## Task directions:
Below is a listing to transcribe in full and exactly; keep the pictures out.

## Input data:

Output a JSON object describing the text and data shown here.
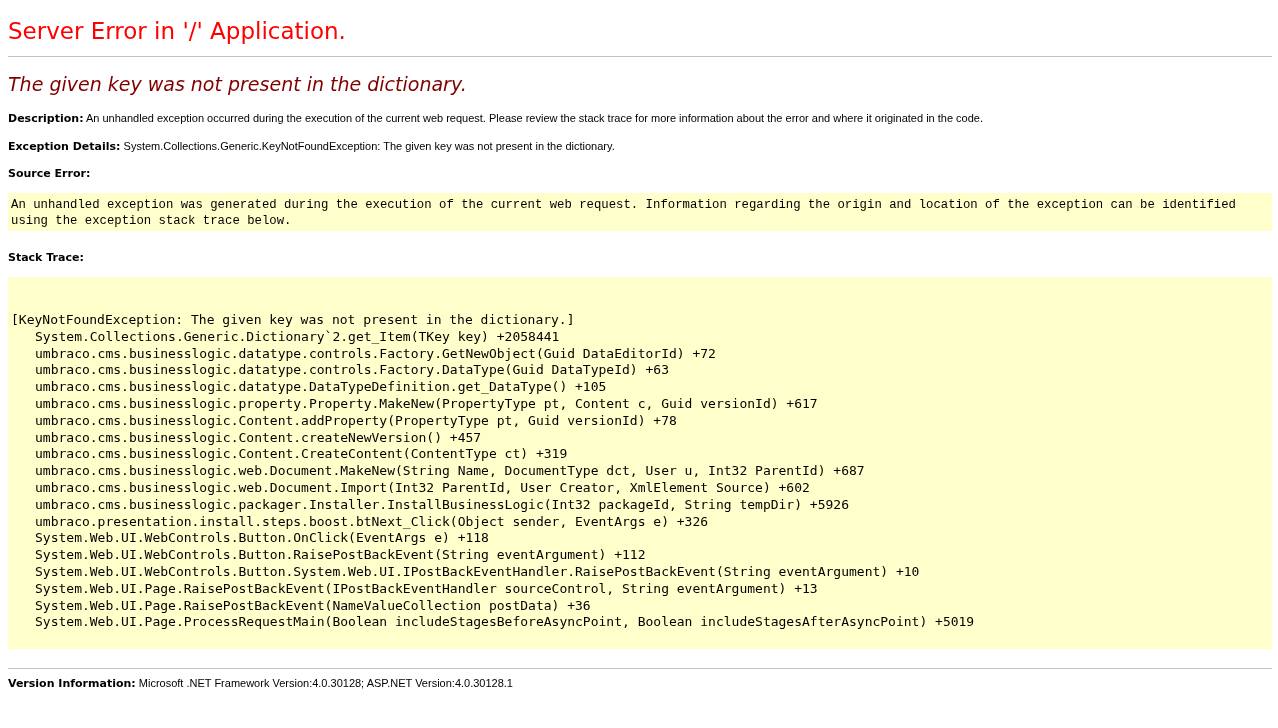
{
  "title": "Server Error in '/' Application.",
  "message": "The given key was not present in the dictionary.",
  "description": "**Description:** An unhandled exception occurred during the execution of the current web request. Please review the stack trace for more information about the error and where it originated in the code.",
  "exception_details": "**Exception Details:** System.Collections.Generic.KeyNotFoundException: The given key was not present in the dictionary.",
  "source_error": {
    "heading": "Source Error:",
    "text": "An unhandled exception was generated during the execution of the current web request. Information regarding the origin and location of the exception can be identified using the exception stack trace below."
  },
  "stack_trace": {
    "heading": "Stack Trace:",
    "exception": "[KeyNotFoundException: The given key was not present in the dictionary.]",
    "frames": [
      "System.Collections.Generic.Dictionary`2.get_Item(TKey key) +2058441",
      "umbraco.cms.businesslogic.datatype.controls.Factory.GetNewObject(Guid DataEditorId) +72",
      "umbraco.cms.businesslogic.datatype.controls.Factory.DataType(Guid DataTypeId) +63",
      "umbraco.cms.businesslogic.datatype.DataTypeDefinition.get_DataType() +105",
      "umbraco.cms.businesslogic.property.Property.MakeNew(PropertyType pt, Content c, Guid versionId) +617",
      "umbraco.cms.businesslogic.Content.addProperty(PropertyType pt, Guid versionId) +78",
      "umbraco.cms.businesslogic.Content.createNewVersion() +457",
      "umbraco.cms.businesslogic.Content.CreateContent(ContentType ct) +319",
      "umbraco.cms.businesslogic.web.Document.MakeNew(String Name, DocumentType dct, User u, Int32 ParentId) +687",
      "umbraco.cms.businesslogic.web.Document.Import(Int32 ParentId, User Creator, XmlElement Source) +602",
      "umbraco.cms.businesslogic.packager.Installer.InstallBusinessLogic(Int32 packageId, String tempDir) +5926",
      "umbraco.presentation.install.steps.boost.btNext_Click(Object sender, EventArgs e) +326",
      "System.Web.UI.WebControls.Button.OnClick(EventArgs e) +118",
      "System.Web.UI.WebControls.Button.RaisePostBackEvent(String eventArgument) +112",
      "System.Web.UI.WebControls.Button.System.Web.UI.IPostBackEventHandler.RaisePostBackEvent(String eventArgument) +10",
      "System.Web.UI.Page.RaisePostBackEvent(IPostBackEventHandler sourceControl, String eventArgument) +13",
      "System.Web.UI.Page.RaisePostBackEvent(NameValueCollection postData) +36",
      "System.Web.UI.Page.ProcessRequestMain(Boolean includeStagesBeforeAsyncPoint, Boolean includeStagesAfterAsyncPoint) +5019"
    ]
  },
  "version_information": "**Version Information:** Microsoft .NET Framework Version:4.0.30128; ASP.NET Version:4.0.30128.1"
}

## Exercise solution:
Output a JSON object describing the text and data shown here.
{
  "title": "Server Error in '/' Application.",
  "message": "The given key was not present in the dictionary.",
  "description": "**Description:** An unhandled exception occurred during the execution of the current web request. Please review the stack trace for more information about the error and where it originated in the code.",
  "exception_details": "**Exception Details:** System.Collections.Generic.KeyNotFoundException: The given key was not present in the dictionary.",
  "source_error": {
    "heading": "Source Error:",
    "text": "An unhandled exception was generated during the execution of the current web request. Information regarding the origin and location of the exception can be identified using the exception stack trace below."
  },
  "stack_trace": {
    "heading": "Stack Trace:",
    "exception": "[KeyNotFoundException: The given key was not present in the dictionary.]",
    "frames": [
      "System.Collections.Generic.Dictionary`2.get_Item(TKey key) +2058441",
      "umbraco.cms.businesslogic.datatype.controls.Factory.GetNewObject(Guid DataEditorId) +72",
      "umbraco.cms.businesslogic.datatype.controls.Factory.DataType(Guid DataTypeId) +63",
      "umbraco.cms.businesslogic.datatype.DataTypeDefinition.get_DataType() +105",
      "umbraco.cms.businesslogic.property.Property.MakeNew(PropertyType pt, Content c, Guid versionId) +617",
      "umbraco.cms.businesslogic.Content.addProperty(PropertyType pt, Guid versionId) +78",
      "umbraco.cms.businesslogic.Content.createNewVersion() +457",
      "umbraco.cms.businesslogic.Content.CreateContent(ContentType ct) +319",
      "umbraco.cms.businesslogic.web.Document.MakeNew(String Name, DocumentType dct, User u, Int32 ParentId) +687",
      "umbraco.cms.businesslogic.web.Document.Import(Int32 ParentId, User Creator, XmlElement Source) +602",
      "umbraco.cms.businesslogic.packager.Installer.InstallBusinessLogic(Int32 packageId, String tempDir) +5926",
      "umbraco.presentation.install.steps.boost.btNext_Click(Object sender, EventArgs e) +326",
      "System.Web.UI.WebControls.Button.OnClick(EventArgs e) +118",
      "System.Web.UI.WebControls.Button.RaisePostBackEvent(String eventArgument) +112",
      "System.Web.UI.WebControls.Button.System.Web.UI.IPostBackEventHandler.RaisePostBackEvent(String eventArgument) +10",
      "System.Web.UI.Page.RaisePostBackEvent(IPostBackEventHandler sourceControl, String eventArgument) +13",
      "System.Web.UI.Page.RaisePostBackEvent(NameValueCollection postData) +36",
      "System.Web.UI.Page.ProcessRequestMain(Boolean includeStagesBeforeAsyncPoint, Boolean includeStagesAfterAsyncPoint) +5019"
    ]
  },
  "version_information": "**Version Information:** Microsoft .NET Framework Version:4.0.30128; ASP.NET Version:4.0.30128.1"
}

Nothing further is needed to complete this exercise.